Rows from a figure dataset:
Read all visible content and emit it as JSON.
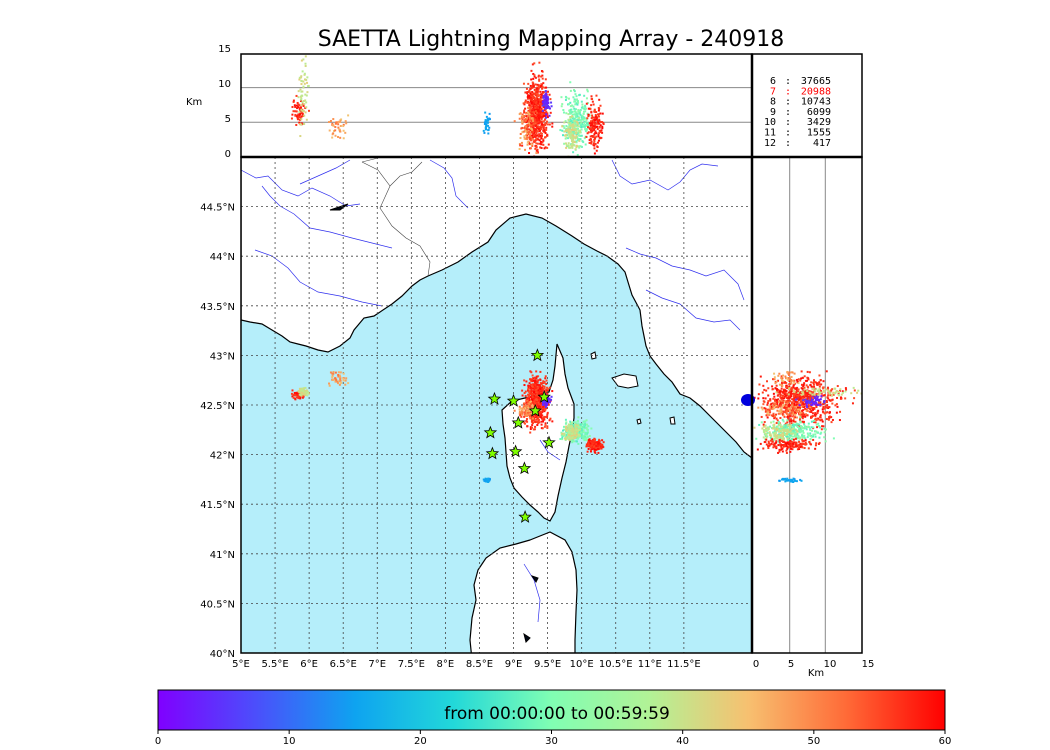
{
  "title": "SAETTA Lightning Mapping Array - 240918",
  "altitude_axis": {
    "label": "Km",
    "ticks": [
      "0",
      "5",
      "10",
      "15"
    ],
    "range_km": [
      0,
      15
    ]
  },
  "map": {
    "lon_range": [
      5.0,
      12.5
    ],
    "lat_range": [
      40.0,
      45.0
    ],
    "lon_ticks": [
      "5°E",
      "5.5°E",
      "6°E",
      "6.5°E",
      "7°E",
      "7.5°E",
      "8°E",
      "8.5°E",
      "9°E",
      "9.5°E",
      "10°E",
      "10.5°E",
      "11°E",
      "11.5°E"
    ],
    "lat_ticks": [
      "40°N",
      "40.5°N",
      "41°N",
      "41.5°N",
      "42°N",
      "42.5°N",
      "43°N",
      "43.5°N",
      "44°N",
      "44.5°N"
    ],
    "sea_color": "#b5eefa",
    "grid": "dotted"
  },
  "right_axis": {
    "label": "Km",
    "ticks": [
      "0",
      "5",
      "10",
      "15"
    ]
  },
  "counts": [
    {
      "hour": "6",
      "sep": ":",
      "count": "37665",
      "color": "#000000"
    },
    {
      "hour": "7",
      "sep": ":",
      "count": "20988",
      "color": "#ff0000"
    },
    {
      "hour": "8",
      "sep": ":",
      "count": "10743",
      "color": "#000000"
    },
    {
      "hour": "9",
      "sep": ":",
      "count": "6099",
      "color": "#000000"
    },
    {
      "hour": "10",
      "sep": ":",
      "count": "3429",
      "color": "#000000"
    },
    {
      "hour": "11",
      "sep": ":",
      "count": "1555",
      "color": "#000000"
    },
    {
      "hour": "12",
      "sep": ":",
      "count": "417",
      "color": "#000000"
    }
  ],
  "colorbar": {
    "label": "from 00:00:00 to 00:59:59",
    "ticks": [
      "0",
      "10",
      "20",
      "30",
      "40",
      "50",
      "60"
    ],
    "range_min": [
      0,
      60
    ],
    "colormap": "rainbow"
  },
  "stations": [
    {
      "lon": 9.35,
      "lat": 43.0
    },
    {
      "lon": 8.72,
      "lat": 42.56
    },
    {
      "lon": 9.0,
      "lat": 42.54
    },
    {
      "lon": 9.45,
      "lat": 42.58
    },
    {
      "lon": 9.32,
      "lat": 42.44
    },
    {
      "lon": 9.07,
      "lat": 42.32
    },
    {
      "lon": 8.66,
      "lat": 42.22
    },
    {
      "lon": 9.52,
      "lat": 42.12
    },
    {
      "lon": 9.03,
      "lat": 42.03
    },
    {
      "lon": 8.69,
      "lat": 42.01
    },
    {
      "lon": 9.16,
      "lat": 41.86
    },
    {
      "lon": 9.17,
      "lat": 41.37
    }
  ],
  "sources": [
    {
      "lon": 9.32,
      "lat": 42.55,
      "lon_sd": 0.08,
      "lat_sd": 0.12,
      "alt_km": 6.5,
      "alt_sd": 2.5,
      "tmin": 54,
      "tmax": 60,
      "n": 700
    },
    {
      "lon": 9.18,
      "lat": 42.47,
      "lon_sd": 0.07,
      "lat_sd": 0.04,
      "alt_km": 4.5,
      "alt_sd": 1.5,
      "tmin": 44,
      "tmax": 56,
      "n": 90
    },
    {
      "lon": 9.47,
      "lat": 42.55,
      "lon_sd": 0.03,
      "lat_sd": 0.03,
      "alt_km": 8.0,
      "alt_sd": 1.0,
      "tmin": 2,
      "tmax": 6,
      "n": 60
    },
    {
      "lon": 9.9,
      "lat": 42.25,
      "lon_sd": 0.09,
      "lat_sd": 0.05,
      "alt_km": 5.5,
      "alt_sd": 2.0,
      "tmin": 26,
      "tmax": 33,
      "n": 260
    },
    {
      "lon": 9.85,
      "lat": 42.24,
      "lon_sd": 0.06,
      "lat_sd": 0.04,
      "alt_km": 3.5,
      "alt_sd": 1.2,
      "tmin": 37,
      "tmax": 43,
      "n": 110
    },
    {
      "lon": 10.18,
      "lat": 42.11,
      "lon_sd": 0.06,
      "lat_sd": 0.03,
      "alt_km": 5.0,
      "alt_sd": 1.8,
      "tmin": 55,
      "tmax": 60,
      "n": 150
    },
    {
      "lon": 5.83,
      "lat": 42.61,
      "lon_sd": 0.05,
      "lat_sd": 0.02,
      "alt_km": 6.5,
      "alt_sd": 1.0,
      "tmin": 55,
      "tmax": 60,
      "n": 60
    },
    {
      "lon": 5.9,
      "lat": 42.64,
      "lon_sd": 0.04,
      "lat_sd": 0.02,
      "alt_km": 10.0,
      "alt_sd": 2.5,
      "tmin": 38,
      "tmax": 43,
      "n": 60
    },
    {
      "lon": 6.4,
      "lat": 42.78,
      "lon_sd": 0.07,
      "lat_sd": 0.04,
      "alt_km": 4.5,
      "alt_sd": 0.8,
      "tmin": 44,
      "tmax": 52,
      "n": 40
    },
    {
      "lon": 8.6,
      "lat": 41.75,
      "lon_sd": 0.03,
      "lat_sd": 0.01,
      "alt_km": 5.0,
      "alt_sd": 0.7,
      "tmin": 14,
      "tmax": 16,
      "n": 30
    }
  ]
}
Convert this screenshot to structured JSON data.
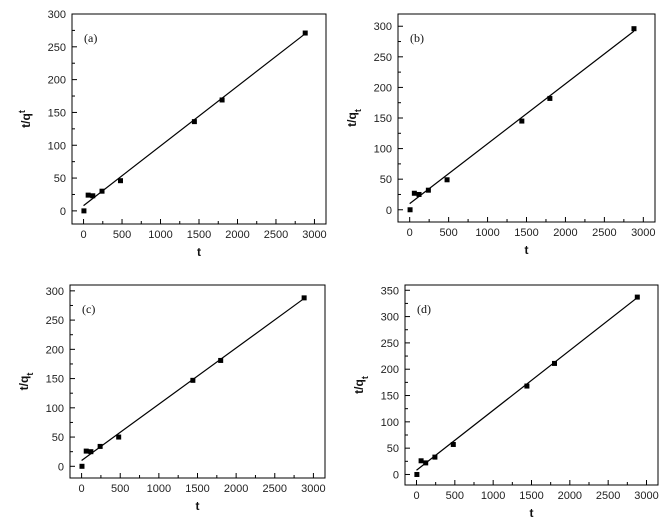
{
  "chart_data": [
    {
      "type": "scatter",
      "panel_label": "(a)",
      "xlabel": "t",
      "ylabel": "t/q",
      "ylabel_sub": "t",
      "ylabel_sub_mode": "super",
      "xlim": [
        -150,
        3150
      ],
      "ylim": [
        -20,
        300
      ],
      "xticks": [
        0,
        500,
        1000,
        1500,
        2000,
        2500,
        3000
      ],
      "yticks": [
        0,
        50,
        100,
        150,
        200,
        250,
        300
      ],
      "points": {
        "x": [
          5,
          60,
          120,
          240,
          480,
          1440,
          1800,
          2880
        ],
        "y": [
          0,
          24,
          23,
          30,
          46,
          136,
          169,
          271
        ]
      },
      "fit_line": {
        "x": [
          0,
          2880
        ],
        "y": [
          8,
          270
        ]
      }
    },
    {
      "type": "scatter",
      "panel_label": "(b)",
      "xlabel": "t",
      "ylabel": "t/q",
      "ylabel_sub": "t",
      "ylabel_sub_mode": "sub",
      "xlim": [
        -150,
        3150
      ],
      "ylim": [
        -20,
        320
      ],
      "xticks": [
        0,
        500,
        1000,
        1500,
        2000,
        2500,
        3000
      ],
      "yticks": [
        0,
        50,
        100,
        150,
        200,
        250,
        300
      ],
      "points": {
        "x": [
          5,
          60,
          120,
          240,
          480,
          1440,
          1800,
          2880
        ],
        "y": [
          0,
          27,
          25,
          32,
          49,
          145,
          182,
          296
        ]
      },
      "fit_line": {
        "x": [
          0,
          2880
        ],
        "y": [
          10,
          292
        ]
      }
    },
    {
      "type": "scatter",
      "panel_label": "(c)",
      "xlabel": "t",
      "ylabel": "t/q",
      "ylabel_sub": "t",
      "ylabel_sub_mode": "sub",
      "xlim": [
        -150,
        3150
      ],
      "ylim": [
        -20,
        310
      ],
      "xticks": [
        0,
        500,
        1000,
        1500,
        2000,
        2500,
        3000
      ],
      "yticks": [
        0,
        50,
        100,
        150,
        200,
        250,
        300
      ],
      "points": {
        "x": [
          5,
          60,
          120,
          240,
          480,
          1440,
          1800,
          2880
        ],
        "y": [
          0,
          26,
          25,
          34,
          50,
          147,
          181,
          288
        ]
      },
      "fit_line": {
        "x": [
          0,
          2880
        ],
        "y": [
          10,
          287
        ]
      }
    },
    {
      "type": "scatter",
      "panel_label": "(d)",
      "xlabel": "t",
      "ylabel": "t/q",
      "ylabel_sub": "t",
      "ylabel_sub_mode": "sub",
      "xlim": [
        -150,
        3150
      ],
      "ylim": [
        -20,
        360
      ],
      "xticks": [
        0,
        500,
        1000,
        1500,
        2000,
        2500,
        3000
      ],
      "yticks": [
        0,
        50,
        100,
        150,
        200,
        250,
        300,
        350
      ],
      "points": {
        "x": [
          5,
          60,
          120,
          240,
          480,
          1440,
          1800,
          2880
        ],
        "y": [
          0,
          26,
          22,
          33,
          57,
          168,
          211,
          337
        ]
      },
      "fit_line": {
        "x": [
          0,
          2880
        ],
        "y": [
          8,
          336
        ]
      }
    }
  ]
}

### What the exercise asks
Copy out every line of the listing that includes the string "tmin".

### Result below
      "tmin": 54,
      "tmin": 44,
      "tmin": 2,
      "tmin": 26,
      "tmin": 37,
      "tmin": 55,
      "tmin": 55,
      "tmin": 38,
      "tmin": 44,
      "tmin": 14,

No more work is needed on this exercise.